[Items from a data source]
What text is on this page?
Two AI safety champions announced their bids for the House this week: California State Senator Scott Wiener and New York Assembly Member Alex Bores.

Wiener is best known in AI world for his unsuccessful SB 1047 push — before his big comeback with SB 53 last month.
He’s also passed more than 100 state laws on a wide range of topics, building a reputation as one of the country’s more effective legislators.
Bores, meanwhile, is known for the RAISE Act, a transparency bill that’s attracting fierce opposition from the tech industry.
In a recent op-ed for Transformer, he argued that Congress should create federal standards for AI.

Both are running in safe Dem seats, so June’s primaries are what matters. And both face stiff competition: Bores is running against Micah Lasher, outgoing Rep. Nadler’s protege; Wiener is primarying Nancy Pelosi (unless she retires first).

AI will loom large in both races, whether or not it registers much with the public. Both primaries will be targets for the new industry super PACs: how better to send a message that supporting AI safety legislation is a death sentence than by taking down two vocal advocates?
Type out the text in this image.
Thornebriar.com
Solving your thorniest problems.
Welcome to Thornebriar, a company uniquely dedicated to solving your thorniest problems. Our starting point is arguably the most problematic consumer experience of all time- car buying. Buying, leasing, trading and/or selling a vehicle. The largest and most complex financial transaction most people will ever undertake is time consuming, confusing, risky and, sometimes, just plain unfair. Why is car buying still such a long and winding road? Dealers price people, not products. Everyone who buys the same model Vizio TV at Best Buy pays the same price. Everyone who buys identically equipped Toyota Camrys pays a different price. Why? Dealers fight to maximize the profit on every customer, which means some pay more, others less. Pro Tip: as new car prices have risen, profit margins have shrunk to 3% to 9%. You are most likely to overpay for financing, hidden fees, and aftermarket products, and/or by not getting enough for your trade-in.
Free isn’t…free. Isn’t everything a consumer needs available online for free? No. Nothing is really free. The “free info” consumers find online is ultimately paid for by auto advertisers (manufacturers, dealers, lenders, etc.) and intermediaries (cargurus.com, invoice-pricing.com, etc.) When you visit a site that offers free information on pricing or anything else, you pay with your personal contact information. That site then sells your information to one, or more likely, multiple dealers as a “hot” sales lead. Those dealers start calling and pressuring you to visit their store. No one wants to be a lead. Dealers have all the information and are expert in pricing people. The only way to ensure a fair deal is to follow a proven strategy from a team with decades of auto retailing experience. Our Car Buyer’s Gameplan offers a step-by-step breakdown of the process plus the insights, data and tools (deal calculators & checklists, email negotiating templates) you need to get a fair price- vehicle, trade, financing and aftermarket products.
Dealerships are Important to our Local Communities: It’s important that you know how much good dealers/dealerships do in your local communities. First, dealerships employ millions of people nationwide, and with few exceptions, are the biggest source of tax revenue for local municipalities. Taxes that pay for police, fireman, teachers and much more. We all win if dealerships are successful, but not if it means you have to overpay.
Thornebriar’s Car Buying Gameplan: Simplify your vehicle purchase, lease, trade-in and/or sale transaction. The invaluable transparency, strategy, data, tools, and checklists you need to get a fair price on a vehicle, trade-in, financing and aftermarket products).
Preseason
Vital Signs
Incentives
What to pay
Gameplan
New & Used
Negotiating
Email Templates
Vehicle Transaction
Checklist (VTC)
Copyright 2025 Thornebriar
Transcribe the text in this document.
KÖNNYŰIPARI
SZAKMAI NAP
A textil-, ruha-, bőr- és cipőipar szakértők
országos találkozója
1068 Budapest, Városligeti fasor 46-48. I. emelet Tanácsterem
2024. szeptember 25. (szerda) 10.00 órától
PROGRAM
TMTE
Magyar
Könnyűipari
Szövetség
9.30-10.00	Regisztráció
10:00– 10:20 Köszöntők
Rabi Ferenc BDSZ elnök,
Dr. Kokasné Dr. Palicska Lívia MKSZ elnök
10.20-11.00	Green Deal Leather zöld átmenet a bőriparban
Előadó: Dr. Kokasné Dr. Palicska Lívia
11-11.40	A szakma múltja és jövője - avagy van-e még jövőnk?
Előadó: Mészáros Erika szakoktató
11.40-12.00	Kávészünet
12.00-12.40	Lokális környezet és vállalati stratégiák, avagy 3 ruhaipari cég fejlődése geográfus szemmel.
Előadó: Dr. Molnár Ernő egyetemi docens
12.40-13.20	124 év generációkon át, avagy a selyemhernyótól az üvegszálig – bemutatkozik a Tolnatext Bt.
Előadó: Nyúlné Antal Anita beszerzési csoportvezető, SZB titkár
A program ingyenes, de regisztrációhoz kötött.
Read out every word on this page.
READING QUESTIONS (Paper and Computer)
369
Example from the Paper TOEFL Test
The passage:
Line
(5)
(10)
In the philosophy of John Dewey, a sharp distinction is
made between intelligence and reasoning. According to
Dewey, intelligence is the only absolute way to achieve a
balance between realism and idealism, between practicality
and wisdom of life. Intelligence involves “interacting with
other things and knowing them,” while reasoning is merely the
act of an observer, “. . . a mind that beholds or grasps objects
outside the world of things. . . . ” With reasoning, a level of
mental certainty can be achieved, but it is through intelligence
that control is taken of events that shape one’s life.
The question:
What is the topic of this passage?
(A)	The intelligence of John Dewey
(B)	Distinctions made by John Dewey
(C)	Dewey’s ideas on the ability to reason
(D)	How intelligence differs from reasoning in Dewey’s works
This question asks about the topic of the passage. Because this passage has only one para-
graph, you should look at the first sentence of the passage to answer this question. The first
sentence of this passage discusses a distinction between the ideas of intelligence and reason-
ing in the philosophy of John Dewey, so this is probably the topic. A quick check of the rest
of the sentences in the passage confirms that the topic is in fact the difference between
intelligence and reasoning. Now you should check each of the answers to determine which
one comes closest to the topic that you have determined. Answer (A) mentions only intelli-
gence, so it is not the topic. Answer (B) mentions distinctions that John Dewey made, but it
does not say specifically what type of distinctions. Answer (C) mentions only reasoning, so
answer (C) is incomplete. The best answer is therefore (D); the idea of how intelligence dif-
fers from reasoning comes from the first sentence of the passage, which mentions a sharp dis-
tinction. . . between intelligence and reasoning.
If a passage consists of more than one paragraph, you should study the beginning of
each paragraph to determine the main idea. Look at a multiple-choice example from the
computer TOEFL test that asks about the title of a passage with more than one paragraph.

■ Task statement ■
Restate the data above exactly, keeping each word as it stands.

■ Solution for this problem ■
What text is on this page?
Two AI safety champions announced their bids for the House this week: California State Senator Scott Wiener and New York Assembly Member Alex Bores.

Wiener is best known in AI world for his unsuccessful SB 1047 push — before his big comeback with SB 53 last month.
He’s also passed more than 100 state laws on a wide range of topics, building a reputation as one of the country’s more effective legislators.
Bores, meanwhile, is known for the RAISE Act, a transparency bill that’s attracting fierce opposition from the tech industry.
In a recent op-ed for Transformer, he argued that Congress should create federal standards for AI.

Both are running in safe Dem seats, so June’s primaries are what matters. And both face stiff competition: Bores is running against Micah Lasher, outgoing Rep. Nadler’s protege; Wiener is primarying Nancy Pelosi (unless she retires first).

AI will loom large in both races, whether or not it registers much with the public. Both primaries will be targets for the new industry super PACs: how better to send a message that supporting AI safety legislation is a death sentence than by taking down two vocal advocates?
Type out the text in this image.
Thornebriar.com
Solving your thorniest problems.
Welcome to Thornebriar, a company uniquely dedicated to solving your thorniest problems. Our starting point is arguably the most problematic consumer experience of all time- car buying. Buying, leasing, trading and/or selling a vehicle. The largest and most complex financial transaction most people will ever undertake is time consuming, confusing, risky and, sometimes, just plain unfair. Why is car buying still such a long and winding road? Dealers price people, not products. Everyone who buys the same model Vizio TV at Best Buy pays the same price. Everyone who buys identically equipped Toyota Camrys pays a different price. Why? Dealers fight to maximize the profit on every customer, which means some pay more, others less. Pro Tip: as new car prices have risen, profit margins have shrunk to 3% to 9%. You are most likely to overpay for financing, hidden fees, and aftermarket products, and/or by not getting enough for your trade-in.
Free isn’t…free. Isn’t everything a consumer needs available online for free? No. Nothing is really free. The “free info” consumers find online is ultimately paid for by auto advertisers (manufacturers, dealers, lenders, etc.) and intermediaries (cargurus.com, invoice-pricing.com, etc.) When you visit a site that offers free information on pricing or anything else, you pay with your personal contact information. That site then sells your information to one, or more likely, multiple dealers as a “hot” sales lead. Those dealers start calling and pressuring you to visit their store. No one wants to be a lead. Dealers have all the information and are expert in pricing people. The only way to ensure a fair deal is to follow a proven strategy from a team with decades of auto retailing experience. Our Car Buyer’s Gameplan offers a step-by-step breakdown of the process plus the insights, data and tools (deal calculators & checklists, email negotiating templates) you need to get a fair price- vehicle, trade, financing and aftermarket products.
Dealerships are Important to our Local Communities: It’s important that you know how much good dealers/dealerships do in your local communities. First, dealerships employ millions of people nationwide, and with few exceptions, are the biggest source of tax revenue for local municipalities. Taxes that pay for police, fireman, teachers and much more. We all win if dealerships are successful, but not if it means you have to overpay.
Thornebriar’s Car Buying Gameplan: Simplify your vehicle purchase, lease, trade-in and/or sale transaction. The invaluable transparency, strategy, data, tools, and checklists you need to get a fair price on a vehicle, trade-in, financing and aftermarket products).
Preseason
Vital Signs
Incentives
What to pay
Gameplan
New & Used
Negotiating
Email Templates
Vehicle Transaction
Checklist (VTC)
Copyright 2025 Thornebriar
Transcribe the text in this document.
KÖNNYŰIPARI
SZAKMAI NAP
A textil-, ruha-, bőr- és cipőipar szakértők
országos találkozója
1068 Budapest, Városligeti fasor 46-48. I. emelet Tanácsterem
2024. szeptember 25. (szerda) 10.00 órától
PROGRAM
TMTE
Magyar
Könnyűipari
Szövetség
9.30-10.00	Regisztráció
10:00– 10:20 Köszöntők
Rabi Ferenc BDSZ elnök,
Dr. Kokasné Dr. Palicska Lívia MKSZ elnök
10.20-11.00	Green Deal Leather zöld átmenet a bőriparban
Előadó: Dr. Kokasné Dr. Palicska Lívia
11-11.40	A szakma múltja és jövője - avagy van-e még jövőnk?
Előadó: Mészáros Erika szakoktató
11.40-12.00	Kávészünet
12.00-12.40	Lokális környezet és vállalati stratégiák, avagy 3 ruhaipari cég fejlődése geográfus szemmel.
Előadó: Dr. Molnár Ernő egyetemi docens
12.40-13.20	124 év generációkon át, avagy a selyemhernyótól az üvegszálig – bemutatkozik a Tolnatext Bt.
Előadó: Nyúlné Antal Anita beszerzési csoportvezető, SZB titkár
A program ingyenes, de regisztrációhoz kötött.
Read out every word on this page.
READING QUESTIONS (Paper and Computer)
369
Example from the Paper TOEFL Test
The passage:
Line
(5)
(10)
In the philosophy of John Dewey, a sharp distinction is
made between intelligence and reasoning. According to
Dewey, intelligence is the only absolute way to achieve a
balance between realism and idealism, between practicality
and wisdom of life. Intelligence involves “interacting with
other things and knowing them,” while reasoning is merely the
act of an observer, “. . . a mind that beholds or grasps objects
outside the world of things. . . . ” With reasoning, a level of
mental certainty can be achieved, but it is through intelligence
that control is taken of events that shape one’s life.
The question:
What is the topic of this passage?
(A)	The intelligence of John Dewey
(B)	Distinctions made by John Dewey
(C)	Dewey’s ideas on the ability to reason
(D)	How intelligence differs from reasoning in Dewey’s works
This question asks about the topic of the passage. Because this passage has only one para-
graph, you should look at the first sentence of the passage to answer this question. The first
sentence of this passage discusses a distinction between the ideas of intelligence and reason-
ing in the philosophy of John Dewey, so this is probably the topic. A quick check of the rest
of the sentences in the passage confirms that the topic is in fact the difference between
intelligence and reasoning. Now you should check each of the answers to determine which
one comes closest to the topic that you have determined. Answer (A) mentions only intelli-
gence, so it is not the topic. Answer (B) mentions distinctions that John Dewey made, but it
does not say specifically what type of distinctions. Answer (C) mentions only reasoning, so
answer (C) is incomplete. The best answer is therefore (D); the idea of how intelligence dif-
fers from reasoning comes from the first sentence of the passage, which mentions a sharp dis-
tinction. . . between intelligence and reasoning.
If a passage consists of more than one paragraph, you should study the beginning of
each paragraph to determine the main idea. Look at a multiple-choice example from the
computer TOEFL test that asks about the title of a passage with more than one paragraph.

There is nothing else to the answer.